§ **Short exercise**: Identify the lines bearing the string "смерти" and gather them.

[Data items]
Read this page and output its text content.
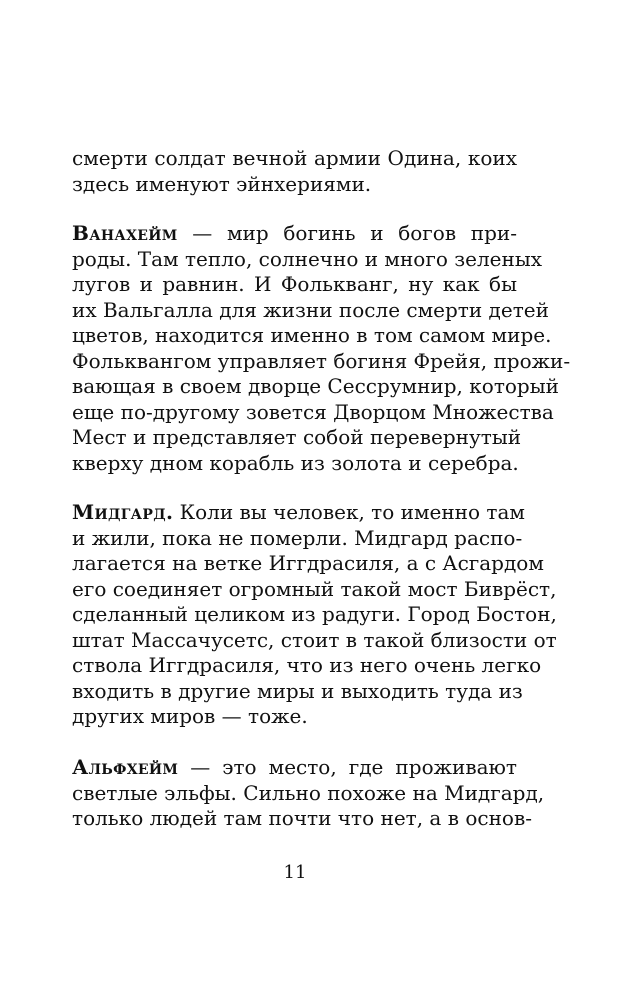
смерти солдат вечной армии Одина, коих
здесь именуют эйнхериями.
Ванахейм — мир богинь и богов при-
роды. Там тепло, солнечно и много зеленых
лугов и равнин. И Фолькванг, ну как бы
их Вальгалла для жизни после смерти детей
цветов, находится именно в том самом мире.
Фольквангом управляет богиня Фрейя, прожи-
вающая в своем дворце Сессрумнир, который
еще по-другому зовется Дворцом Множества
Мест и представляет собой перевернутый
кверху дном корабль из золота и серебра.
Мидгард. Коли вы человек, то именно там
и жили, пока не померли. Мидгард распо-
лагается на ветке Иггдрасиля, а с Асгардом
его соединяет огромный такой мост Биврёст,
сделанный целиком из радуги. Город Бостон,
штат Массачусетс, стоит в такой близости от
ствола Иггдрасиля, что из него очень легко
входить в другие миры и выходить туда из
других миров — тоже.
Альфхейм — это место, где проживают
светлые эльфы. Сильно похоже на Мидгард,
только людей там почти что нет, а в основ-
11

§ **Complete response**:
смерти солдат вечной армии Одина, коих
их Вальгалла для жизни после смерти детей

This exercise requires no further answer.